Dataset entries:
===

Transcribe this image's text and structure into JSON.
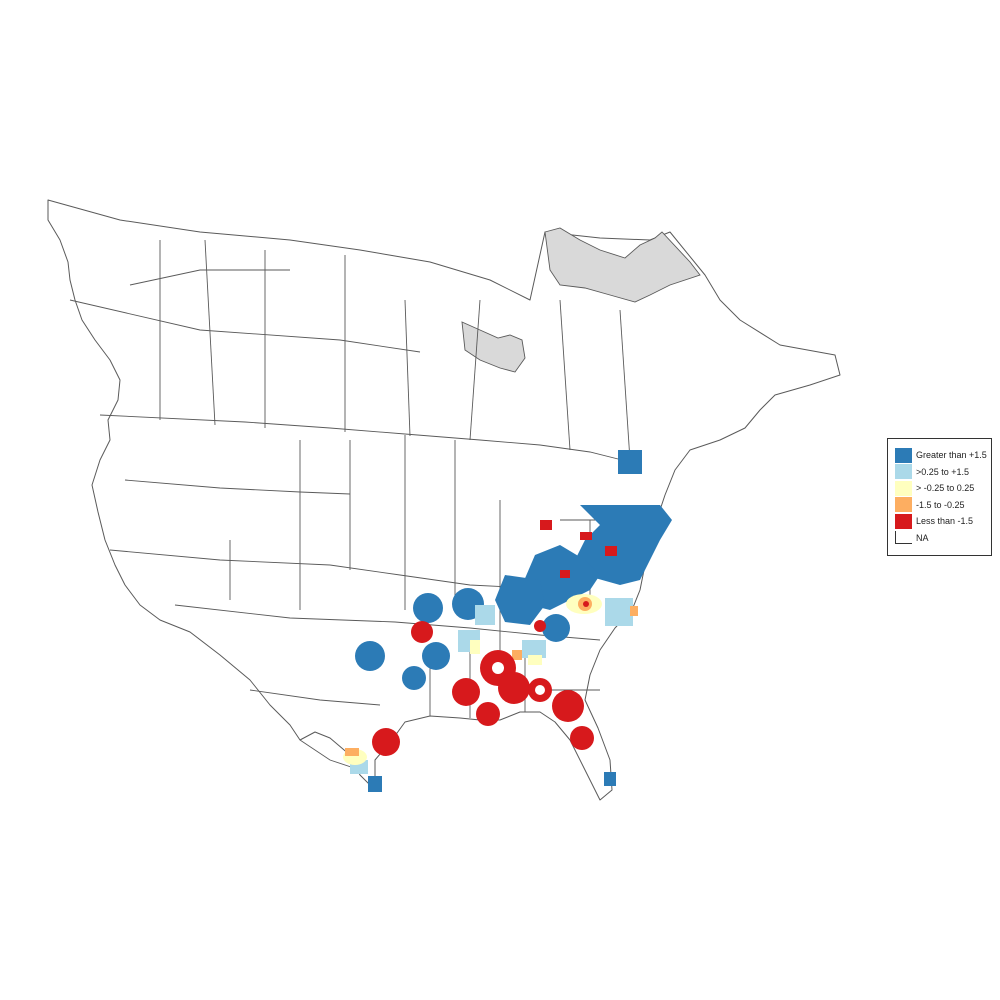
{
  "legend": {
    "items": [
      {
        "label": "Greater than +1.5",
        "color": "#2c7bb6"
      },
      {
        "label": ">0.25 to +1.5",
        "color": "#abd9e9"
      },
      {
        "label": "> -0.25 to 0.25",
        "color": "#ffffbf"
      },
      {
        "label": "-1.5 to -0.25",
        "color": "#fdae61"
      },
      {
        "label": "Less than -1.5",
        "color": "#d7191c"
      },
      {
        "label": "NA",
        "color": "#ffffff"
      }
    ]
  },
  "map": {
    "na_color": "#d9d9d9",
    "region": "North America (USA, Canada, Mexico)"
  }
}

===

PROBLEM TO WORK ON:
Using the records above, retype everything exactly except the pictures.

WORKED SOLUTION:
Transcribe this image's text and structure into JSON.
{
  "legend": {
    "items": [
      {
        "label": "Greater than +1.5",
        "color": "#2c7bb6"
      },
      {
        "label": ">0.25 to +1.5",
        "color": "#abd9e9"
      },
      {
        "label": "> -0.25 to 0.25",
        "color": "#ffffbf"
      },
      {
        "label": "-1.5 to -0.25",
        "color": "#fdae61"
      },
      {
        "label": "Less than -1.5",
        "color": "#d7191c"
      },
      {
        "label": "NA",
        "color": "#ffffff"
      }
    ]
  },
  "map": {
    "na_color": "#d9d9d9",
    "region": "North America (USA, Canada, Mexico)"
  }
}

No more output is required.